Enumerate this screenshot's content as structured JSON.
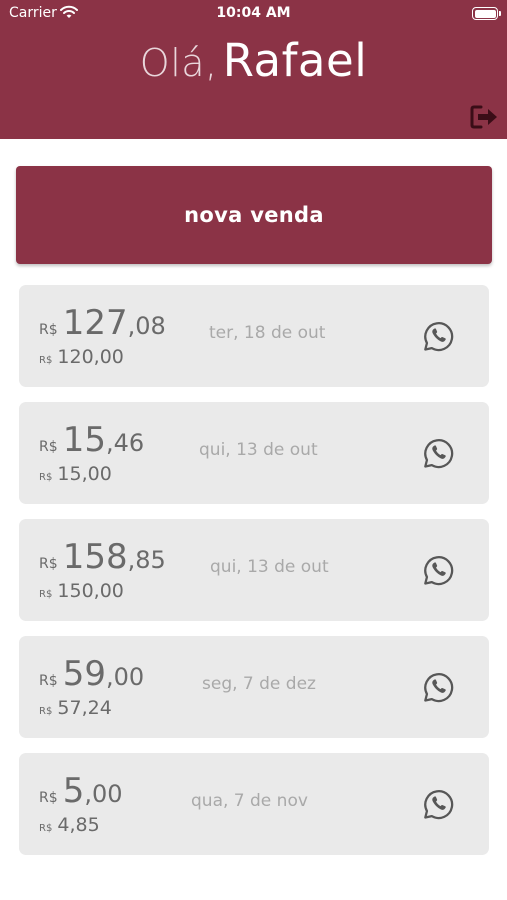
{
  "status_bar": {
    "carrier": "Carrier",
    "time": "10:04 AM"
  },
  "header": {
    "hello": "Olá,",
    "name": "Rafael",
    "logout_icon": "logout-icon",
    "background": "#8b3346"
  },
  "new_sale": {
    "label": "nova venda"
  },
  "currency": "R$",
  "sales": [
    {
      "integer": "127",
      "decimals": ",08",
      "subtotal": "120,00",
      "date": "ter, 18 de out"
    },
    {
      "integer": "15",
      "decimals": ",46",
      "subtotal": "15,00",
      "date": "qui, 13 de out"
    },
    {
      "integer": "158",
      "decimals": ",85",
      "subtotal": "150,00",
      "date": "qui, 13 de out"
    },
    {
      "integer": "59",
      "decimals": ",00",
      "subtotal": "57,24",
      "date": "seg, 7 de dez"
    },
    {
      "integer": "5",
      "decimals": ",00",
      "subtotal": "4,85",
      "date": "qua, 7 de nov"
    }
  ],
  "share_icon": "whatsapp-icon"
}
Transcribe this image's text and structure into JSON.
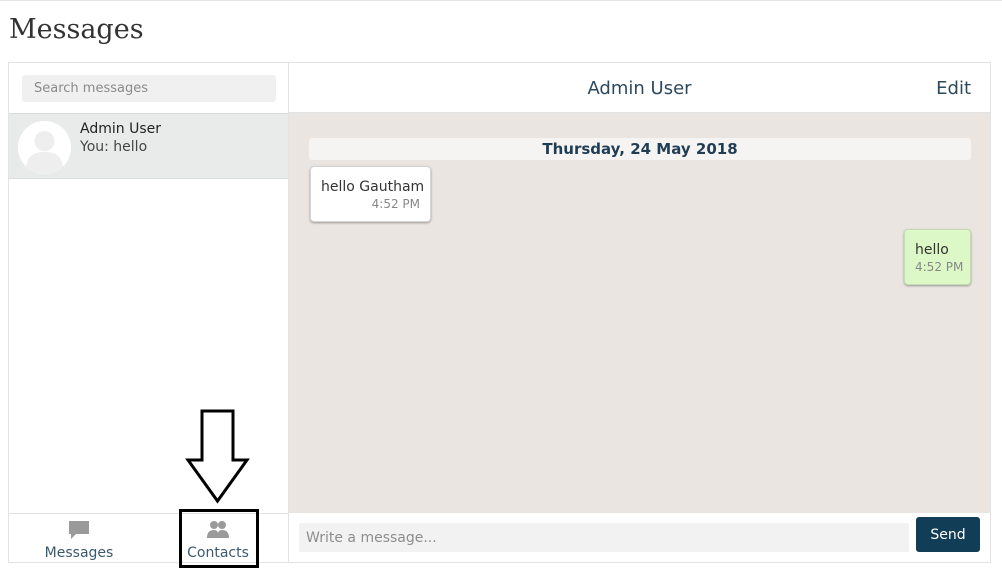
{
  "page": {
    "title": "Messages"
  },
  "sidebar": {
    "search_placeholder": "Search messages",
    "conversations": [
      {
        "name": "Admin User",
        "preview": "You: hello",
        "icon": "avatar-placeholder-icon"
      }
    ],
    "nav": [
      {
        "label": "Messages",
        "icon": "speech-bubble-icon"
      },
      {
        "label": "Contacts",
        "icon": "contacts-icon"
      }
    ]
  },
  "chat": {
    "title": "Admin User",
    "edit_label": "Edit",
    "date_separator": "Thursday, 24 May 2018",
    "messages": [
      {
        "text": "hello Gautham",
        "time": "4:52 PM",
        "direction": "incoming"
      },
      {
        "text": "hello",
        "time": "4:52 PM",
        "direction": "outgoing"
      }
    ],
    "compose_placeholder": "Write a message...",
    "send_label": "Send"
  },
  "colors": {
    "accent": "#123d56",
    "chat_background": "#ebe5e1",
    "outgoing_bubble": "#dcf8c6",
    "selected_conversation": "#e9ebeb"
  }
}
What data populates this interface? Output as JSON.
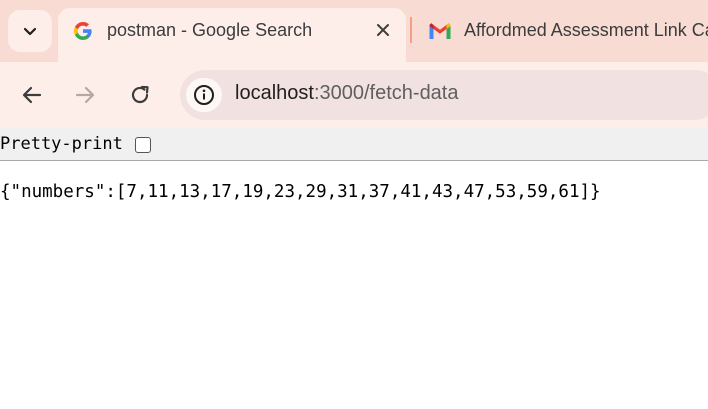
{
  "tabs": [
    {
      "title": "postman - Google Search",
      "favicon": "google-g-icon",
      "active": true
    },
    {
      "title": "Affordmed Assessment Link Ca",
      "favicon": "gmail-m-icon",
      "active": false
    }
  ],
  "address_bar": {
    "host": "localhost",
    "path": ":3000/fetch-data"
  },
  "viewer": {
    "pretty_print_label": "Pretty-print",
    "pretty_print_checked": false,
    "content": "{\"numbers\":[7,11,13,17,19,23,29,31,37,41,43,47,53,59,61]}"
  },
  "colors": {
    "tabstrip": "#f8dcd3",
    "toolbar": "#fdeee9",
    "omnibox": "#f1e2e1"
  }
}
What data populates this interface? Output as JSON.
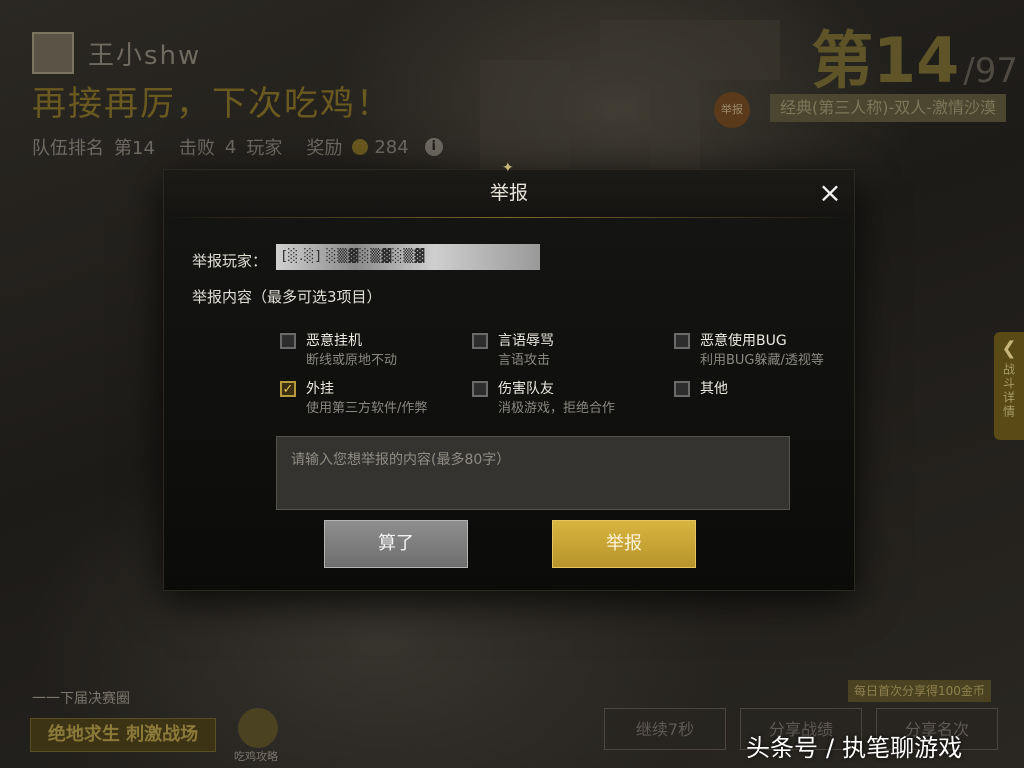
{
  "background": {
    "player_name": "王小shw",
    "headline": "再接再厉，下次吃鸡！",
    "stats": {
      "team_rank_label": "队伍排名",
      "team_rank_value": "第14",
      "kills_label": "击败",
      "kills_value": "4",
      "kills_unit": "玩家",
      "reward_label": "奖励",
      "reward_value": "284"
    },
    "rank_big": "第14",
    "rank_total": "/97",
    "report_badge": "举报",
    "mode": "经典(第三人称)-双人-激情沙漠",
    "side_tab": "战斗详情",
    "bottom_left_text": "一一下届决赛圈",
    "game_logo": "绝地求生 刺激战场",
    "guide_label": "吃鸡攻略",
    "share_tip": "每日首次分享得100金币",
    "continue_btn": "继续7秒",
    "share_btn_1": "分享战绩",
    "share_btn_2": "分享名次",
    "watermark_left": "头条号",
    "watermark_sep": "/",
    "watermark_right": "执笔聊游戏"
  },
  "modal": {
    "title": "举报",
    "close": "×",
    "player_label": "举报玩家：",
    "player_value": "[░.░] ░▒▓░▒▓░▒▓",
    "content_label": "举报内容（最多可选3项目）",
    "options": [
      {
        "title": "恶意挂机",
        "desc": "断线或原地不动",
        "checked": false
      },
      {
        "title": "言语辱骂",
        "desc": "言语攻击",
        "checked": false
      },
      {
        "title": "恶意使用BUG",
        "desc": "利用BUG躲藏/透视等",
        "checked": false
      },
      {
        "title": "外挂",
        "desc": "使用第三方软件/作弊",
        "checked": true
      },
      {
        "title": "伤害队友",
        "desc": "消极游戏，拒绝合作",
        "checked": false
      },
      {
        "title": "其他",
        "desc": "",
        "checked": false
      }
    ],
    "textarea_placeholder": "请输入您想举报的内容(最多80字）",
    "cancel_label": "算了",
    "submit_label": "举报"
  },
  "colors": {
    "accent_gold": "#d0ad3c",
    "cancel_gray": "#7e7e7e"
  }
}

## YOUR TASK
Pictures in the records must not appear in the copy; transcribe everything else precisely.

## IN RESPONSE
Enumerate this screenshot's content as structured JSON.
{
  "status_bar": {
    "carrier": "Carrier",
    "time": "10:04 AM"
  },
  "header": {
    "hello": "Olá,",
    "name": "Rafael",
    "logout_icon": "logout-icon",
    "background": "#8b3346"
  },
  "new_sale": {
    "label": "nova venda"
  },
  "currency": "R$",
  "sales": [
    {
      "integer": "127",
      "decimals": ",08",
      "subtotal": "120,00",
      "date": "ter, 18 de out"
    },
    {
      "integer": "15",
      "decimals": ",46",
      "subtotal": "15,00",
      "date": "qui, 13 de out"
    },
    {
      "integer": "158",
      "decimals": ",85",
      "subtotal": "150,00",
      "date": "qui, 13 de out"
    },
    {
      "integer": "59",
      "decimals": ",00",
      "subtotal": "57,24",
      "date": "seg, 7 de dez"
    },
    {
      "integer": "5",
      "decimals": ",00",
      "subtotal": "4,85",
      "date": "qua, 7 de nov"
    }
  ],
  "share_icon": "whatsapp-icon"
}
Transcribe this image's text and structure into JSON.
{
  "page": {
    "title": "Messages"
  },
  "sidebar": {
    "search_placeholder": "Search messages",
    "conversations": [
      {
        "name": "Admin User",
        "preview": "You: hello",
        "icon": "avatar-placeholder-icon"
      }
    ],
    "nav": [
      {
        "label": "Messages",
        "icon": "speech-bubble-icon"
      },
      {
        "label": "Contacts",
        "icon": "contacts-icon"
      }
    ]
  },
  "chat": {
    "title": "Admin User",
    "edit_label": "Edit",
    "date_separator": "Thursday, 24 May 2018",
    "messages": [
      {
        "text": "hello Gautham",
        "time": "4:52 PM",
        "direction": "incoming"
      },
      {
        "text": "hello",
        "time": "4:52 PM",
        "direction": "outgoing"
      }
    ],
    "compose_placeholder": "Write a message...",
    "send_label": "Send"
  },
  "colors": {
    "accent": "#123d56",
    "chat_background": "#ebe5e1",
    "outgoing_bubble": "#dcf8c6",
    "selected_conversation": "#e9ebeb"
  }
}
What data populates this interface? Output as JSON.
{
  "tabs": [
    {
      "title": "postman - Google Search",
      "favicon": "google-g-icon",
      "active": true
    },
    {
      "title": "Affordmed Assessment Link Ca",
      "favicon": "gmail-m-icon",
      "active": false
    }
  ],
  "address_bar": {
    "host": "localhost",
    "path": ":3000/fetch-data"
  },
  "viewer": {
    "pretty_print_label": "Pretty-print",
    "pretty_print_checked": false,
    "content": "{\"numbers\":[7,11,13,17,19,23,29,31,37,41,43,47,53,59,61]}"
  },
  "colors": {
    "tabstrip": "#f8dcd3",
    "toolbar": "#fdeee9",
    "omnibox": "#f1e2e1"
  }
}
What data populates this interface? Output as JSON.
{
  "background": {
    "player_name": "王小shw",
    "headline": "再接再厉，下次吃鸡！",
    "stats": {
      "team_rank_label": "队伍排名",
      "team_rank_value": "第14",
      "kills_label": "击败",
      "kills_value": "4",
      "kills_unit": "玩家",
      "reward_label": "奖励",
      "reward_value": "284"
    },
    "rank_big": "第14",
    "rank_total": "/97",
    "report_badge": "举报",
    "mode": "经典(第三人称)-双人-激情沙漠",
    "side_tab": "战斗详情",
    "bottom_left_text": "一一下届决赛圈",
    "game_logo": "绝地求生 刺激战场",
    "guide_label": "吃鸡攻略",
    "share_tip": "每日首次分享得100金币",
    "continue_btn": "继续7秒",
    "share_btn_1": "分享战绩",
    "share_btn_2": "分享名次",
    "watermark_left": "头条号",
    "watermark_sep": "/",
    "watermark_right": "执笔聊游戏"
  },
  "modal": {
    "title": "举报",
    "close": "×",
    "player_label": "举报玩家：",
    "player_value": "[░.░] ░▒▓░▒▓░▒▓",
    "content_label": "举报内容（最多可选3项目）",
    "options": [
      {
        "title": "恶意挂机",
        "desc": "断线或原地不动",
        "checked": false
      },
      {
        "title": "言语辱骂",
        "desc": "言语攻击",
        "checked": false
      },
      {
        "title": "恶意使用BUG",
        "desc": "利用BUG躲藏/透视等",
        "checked": false
      },
      {
        "title": "外挂",
        "desc": "使用第三方软件/作弊",
        "checked": true
      },
      {
        "title": "伤害队友",
        "desc": "消极游戏，拒绝合作",
        "checked": false
      },
      {
        "title": "其他",
        "desc": "",
        "checked": false
      }
    ],
    "textarea_placeholder": "请输入您想举报的内容(最多80字）",
    "cancel_label": "算了",
    "submit_label": "举报"
  },
  "colors": {
    "accent_gold": "#d0ad3c",
    "cancel_gray": "#7e7e7e"
  }
}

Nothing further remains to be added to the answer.